Rows from a dataset
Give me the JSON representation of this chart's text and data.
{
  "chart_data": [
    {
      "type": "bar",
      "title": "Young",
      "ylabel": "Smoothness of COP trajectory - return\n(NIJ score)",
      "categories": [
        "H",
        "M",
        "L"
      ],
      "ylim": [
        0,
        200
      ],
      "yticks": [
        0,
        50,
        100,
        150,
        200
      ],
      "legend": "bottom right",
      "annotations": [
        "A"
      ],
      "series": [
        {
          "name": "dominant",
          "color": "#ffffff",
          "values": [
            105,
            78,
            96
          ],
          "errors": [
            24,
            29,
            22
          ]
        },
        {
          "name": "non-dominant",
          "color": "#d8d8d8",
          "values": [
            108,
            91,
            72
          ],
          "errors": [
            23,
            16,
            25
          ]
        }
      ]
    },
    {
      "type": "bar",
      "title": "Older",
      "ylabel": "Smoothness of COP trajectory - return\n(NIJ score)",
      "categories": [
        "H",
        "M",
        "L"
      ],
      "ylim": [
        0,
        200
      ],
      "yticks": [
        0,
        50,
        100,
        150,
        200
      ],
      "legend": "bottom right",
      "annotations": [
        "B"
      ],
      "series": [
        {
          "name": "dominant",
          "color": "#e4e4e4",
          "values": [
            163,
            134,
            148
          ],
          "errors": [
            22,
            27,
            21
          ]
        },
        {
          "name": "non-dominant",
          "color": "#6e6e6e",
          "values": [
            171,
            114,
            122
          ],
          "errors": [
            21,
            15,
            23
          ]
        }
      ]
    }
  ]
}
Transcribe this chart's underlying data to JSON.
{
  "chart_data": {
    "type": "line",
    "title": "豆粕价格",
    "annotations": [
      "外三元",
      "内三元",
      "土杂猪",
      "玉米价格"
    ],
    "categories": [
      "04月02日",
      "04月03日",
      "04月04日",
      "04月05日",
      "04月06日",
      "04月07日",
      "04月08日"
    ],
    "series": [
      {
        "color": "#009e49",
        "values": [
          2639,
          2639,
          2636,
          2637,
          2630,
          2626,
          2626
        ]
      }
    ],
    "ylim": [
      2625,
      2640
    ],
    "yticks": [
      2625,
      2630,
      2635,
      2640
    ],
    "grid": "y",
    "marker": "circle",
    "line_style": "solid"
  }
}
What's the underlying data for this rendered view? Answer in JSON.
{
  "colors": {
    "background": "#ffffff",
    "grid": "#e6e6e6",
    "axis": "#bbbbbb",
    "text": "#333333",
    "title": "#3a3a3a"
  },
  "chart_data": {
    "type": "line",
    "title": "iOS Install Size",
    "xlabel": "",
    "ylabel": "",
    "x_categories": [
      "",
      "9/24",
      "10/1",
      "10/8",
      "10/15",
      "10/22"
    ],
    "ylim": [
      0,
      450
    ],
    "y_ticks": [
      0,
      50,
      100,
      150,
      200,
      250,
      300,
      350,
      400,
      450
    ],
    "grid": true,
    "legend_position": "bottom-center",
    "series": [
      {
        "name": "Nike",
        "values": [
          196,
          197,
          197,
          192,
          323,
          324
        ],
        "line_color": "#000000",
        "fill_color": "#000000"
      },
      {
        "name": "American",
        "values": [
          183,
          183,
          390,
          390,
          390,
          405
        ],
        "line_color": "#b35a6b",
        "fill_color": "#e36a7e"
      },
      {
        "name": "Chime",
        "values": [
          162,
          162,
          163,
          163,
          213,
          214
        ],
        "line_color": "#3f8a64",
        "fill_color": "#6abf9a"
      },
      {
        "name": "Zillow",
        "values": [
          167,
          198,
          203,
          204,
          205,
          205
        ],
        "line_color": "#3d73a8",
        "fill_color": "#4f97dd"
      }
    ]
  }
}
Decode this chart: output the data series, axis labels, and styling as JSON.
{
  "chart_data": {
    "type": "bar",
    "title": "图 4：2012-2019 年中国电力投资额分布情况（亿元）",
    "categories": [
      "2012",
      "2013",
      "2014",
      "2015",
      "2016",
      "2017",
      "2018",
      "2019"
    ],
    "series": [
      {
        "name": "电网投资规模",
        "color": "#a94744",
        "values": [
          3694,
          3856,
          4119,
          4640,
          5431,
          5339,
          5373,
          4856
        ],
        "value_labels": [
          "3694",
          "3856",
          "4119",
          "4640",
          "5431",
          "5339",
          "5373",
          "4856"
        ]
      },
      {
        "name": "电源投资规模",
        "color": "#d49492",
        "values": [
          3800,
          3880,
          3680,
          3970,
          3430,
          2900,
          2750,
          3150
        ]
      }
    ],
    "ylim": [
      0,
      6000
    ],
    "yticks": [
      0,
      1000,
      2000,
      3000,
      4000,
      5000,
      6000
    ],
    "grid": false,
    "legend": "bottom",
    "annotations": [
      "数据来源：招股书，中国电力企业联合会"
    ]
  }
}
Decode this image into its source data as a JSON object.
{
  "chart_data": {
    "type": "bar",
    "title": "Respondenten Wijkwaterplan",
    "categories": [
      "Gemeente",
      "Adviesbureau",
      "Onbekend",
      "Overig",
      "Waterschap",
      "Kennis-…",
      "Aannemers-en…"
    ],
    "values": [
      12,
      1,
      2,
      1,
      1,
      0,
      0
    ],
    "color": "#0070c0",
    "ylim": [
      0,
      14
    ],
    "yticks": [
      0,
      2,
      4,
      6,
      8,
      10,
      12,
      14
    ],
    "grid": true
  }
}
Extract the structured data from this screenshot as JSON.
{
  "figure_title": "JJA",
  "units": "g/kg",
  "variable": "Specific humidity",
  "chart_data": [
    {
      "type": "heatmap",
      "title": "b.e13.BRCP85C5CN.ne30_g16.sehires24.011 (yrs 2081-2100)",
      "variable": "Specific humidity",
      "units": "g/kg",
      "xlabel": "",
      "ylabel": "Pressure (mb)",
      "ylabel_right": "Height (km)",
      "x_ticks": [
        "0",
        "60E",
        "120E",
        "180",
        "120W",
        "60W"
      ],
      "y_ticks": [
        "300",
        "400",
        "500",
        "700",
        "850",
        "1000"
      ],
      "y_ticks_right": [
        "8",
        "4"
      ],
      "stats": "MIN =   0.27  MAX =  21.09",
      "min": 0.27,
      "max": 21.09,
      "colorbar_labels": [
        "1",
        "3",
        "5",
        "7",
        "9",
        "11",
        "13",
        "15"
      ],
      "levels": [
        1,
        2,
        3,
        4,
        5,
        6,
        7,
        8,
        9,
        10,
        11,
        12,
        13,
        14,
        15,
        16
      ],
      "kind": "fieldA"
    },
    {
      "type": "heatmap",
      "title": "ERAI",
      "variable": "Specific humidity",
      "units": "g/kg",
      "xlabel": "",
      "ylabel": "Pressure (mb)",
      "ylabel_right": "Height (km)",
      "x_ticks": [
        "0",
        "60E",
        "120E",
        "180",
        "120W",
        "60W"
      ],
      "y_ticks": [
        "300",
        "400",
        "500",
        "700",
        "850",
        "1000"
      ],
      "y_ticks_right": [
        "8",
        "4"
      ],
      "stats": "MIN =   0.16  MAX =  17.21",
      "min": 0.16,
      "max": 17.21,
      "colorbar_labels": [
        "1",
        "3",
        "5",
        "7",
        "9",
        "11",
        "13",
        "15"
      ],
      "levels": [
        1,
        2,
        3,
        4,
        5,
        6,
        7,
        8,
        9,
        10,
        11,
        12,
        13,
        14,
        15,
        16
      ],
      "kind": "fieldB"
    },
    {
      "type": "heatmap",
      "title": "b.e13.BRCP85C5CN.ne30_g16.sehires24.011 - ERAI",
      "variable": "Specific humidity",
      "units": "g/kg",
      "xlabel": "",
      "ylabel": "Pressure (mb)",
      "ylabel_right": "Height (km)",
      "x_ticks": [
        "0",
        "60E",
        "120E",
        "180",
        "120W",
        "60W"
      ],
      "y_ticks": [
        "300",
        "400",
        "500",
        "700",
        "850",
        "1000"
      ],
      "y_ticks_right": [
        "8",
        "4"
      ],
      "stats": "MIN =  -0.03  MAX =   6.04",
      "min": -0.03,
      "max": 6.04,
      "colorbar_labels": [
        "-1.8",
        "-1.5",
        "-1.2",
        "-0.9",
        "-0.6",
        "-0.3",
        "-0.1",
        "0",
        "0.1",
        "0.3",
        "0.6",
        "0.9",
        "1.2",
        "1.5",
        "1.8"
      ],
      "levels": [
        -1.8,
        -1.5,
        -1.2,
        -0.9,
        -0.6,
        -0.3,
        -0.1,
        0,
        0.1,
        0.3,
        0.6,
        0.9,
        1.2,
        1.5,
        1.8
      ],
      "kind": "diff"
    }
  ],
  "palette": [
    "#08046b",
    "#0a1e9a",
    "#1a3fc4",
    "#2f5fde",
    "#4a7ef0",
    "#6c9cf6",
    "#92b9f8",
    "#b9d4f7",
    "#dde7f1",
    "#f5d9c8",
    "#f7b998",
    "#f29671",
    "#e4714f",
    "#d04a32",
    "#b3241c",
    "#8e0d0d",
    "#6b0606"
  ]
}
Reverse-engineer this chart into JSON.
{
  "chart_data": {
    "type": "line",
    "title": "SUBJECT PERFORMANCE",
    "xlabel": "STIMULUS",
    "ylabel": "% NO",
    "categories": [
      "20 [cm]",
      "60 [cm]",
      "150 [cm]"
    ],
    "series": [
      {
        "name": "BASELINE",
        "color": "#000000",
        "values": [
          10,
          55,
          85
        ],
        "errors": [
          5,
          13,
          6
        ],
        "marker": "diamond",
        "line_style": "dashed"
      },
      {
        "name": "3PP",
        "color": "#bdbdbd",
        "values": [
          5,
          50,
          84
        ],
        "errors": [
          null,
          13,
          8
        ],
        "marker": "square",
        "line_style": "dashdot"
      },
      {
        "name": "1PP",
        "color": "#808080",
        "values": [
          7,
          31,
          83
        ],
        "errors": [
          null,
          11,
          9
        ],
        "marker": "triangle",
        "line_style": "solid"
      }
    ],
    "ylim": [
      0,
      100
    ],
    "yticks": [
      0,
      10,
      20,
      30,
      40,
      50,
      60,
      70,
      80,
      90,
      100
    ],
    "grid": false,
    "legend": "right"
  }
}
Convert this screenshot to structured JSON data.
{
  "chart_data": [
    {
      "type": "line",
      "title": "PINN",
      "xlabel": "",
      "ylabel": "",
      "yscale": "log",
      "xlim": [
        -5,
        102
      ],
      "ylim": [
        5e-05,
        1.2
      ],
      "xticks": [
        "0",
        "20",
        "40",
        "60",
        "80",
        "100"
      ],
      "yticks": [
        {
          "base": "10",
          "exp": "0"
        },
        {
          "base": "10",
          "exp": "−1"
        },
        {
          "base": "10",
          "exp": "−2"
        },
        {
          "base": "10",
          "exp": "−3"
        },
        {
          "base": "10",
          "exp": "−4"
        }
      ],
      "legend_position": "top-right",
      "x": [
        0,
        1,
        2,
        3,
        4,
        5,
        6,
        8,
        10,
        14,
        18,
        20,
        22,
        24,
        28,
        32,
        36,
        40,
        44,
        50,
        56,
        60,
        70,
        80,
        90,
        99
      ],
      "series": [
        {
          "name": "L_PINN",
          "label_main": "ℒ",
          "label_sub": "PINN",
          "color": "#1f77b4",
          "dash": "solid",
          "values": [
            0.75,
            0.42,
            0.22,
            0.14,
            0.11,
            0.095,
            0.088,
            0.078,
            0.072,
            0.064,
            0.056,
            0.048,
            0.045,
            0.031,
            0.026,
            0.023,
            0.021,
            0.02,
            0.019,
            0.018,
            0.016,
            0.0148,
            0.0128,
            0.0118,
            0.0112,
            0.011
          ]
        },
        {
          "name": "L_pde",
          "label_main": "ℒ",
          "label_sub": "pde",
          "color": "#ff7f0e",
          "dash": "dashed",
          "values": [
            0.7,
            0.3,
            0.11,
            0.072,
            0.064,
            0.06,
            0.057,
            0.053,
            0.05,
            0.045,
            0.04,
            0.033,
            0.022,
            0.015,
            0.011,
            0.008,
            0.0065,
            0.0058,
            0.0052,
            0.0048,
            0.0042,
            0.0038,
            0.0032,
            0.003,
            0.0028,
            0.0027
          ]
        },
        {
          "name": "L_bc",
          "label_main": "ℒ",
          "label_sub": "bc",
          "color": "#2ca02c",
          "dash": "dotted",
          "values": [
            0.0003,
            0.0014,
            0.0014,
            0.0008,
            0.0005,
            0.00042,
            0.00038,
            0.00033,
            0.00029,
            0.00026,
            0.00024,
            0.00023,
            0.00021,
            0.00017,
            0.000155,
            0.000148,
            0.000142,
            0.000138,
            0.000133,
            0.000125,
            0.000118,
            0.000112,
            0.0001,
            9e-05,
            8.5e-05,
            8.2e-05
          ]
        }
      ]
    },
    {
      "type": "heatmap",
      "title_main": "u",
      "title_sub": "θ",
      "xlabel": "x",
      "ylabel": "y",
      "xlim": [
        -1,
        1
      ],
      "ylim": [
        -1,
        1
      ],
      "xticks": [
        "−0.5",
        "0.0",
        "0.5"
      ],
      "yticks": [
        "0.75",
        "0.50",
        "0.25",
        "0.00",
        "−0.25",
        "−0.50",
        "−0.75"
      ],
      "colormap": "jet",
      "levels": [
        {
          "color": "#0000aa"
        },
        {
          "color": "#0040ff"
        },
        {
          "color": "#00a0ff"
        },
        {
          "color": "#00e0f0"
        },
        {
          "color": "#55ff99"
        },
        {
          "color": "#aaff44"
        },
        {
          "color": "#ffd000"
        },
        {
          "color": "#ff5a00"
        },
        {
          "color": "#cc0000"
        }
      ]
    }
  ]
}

Task directions:
Show every line above in which the word "structured" occurs.

Solution to this exercise:
Extract the structured data from this screenshot as JSON.
Convert this screenshot to structured JSON data.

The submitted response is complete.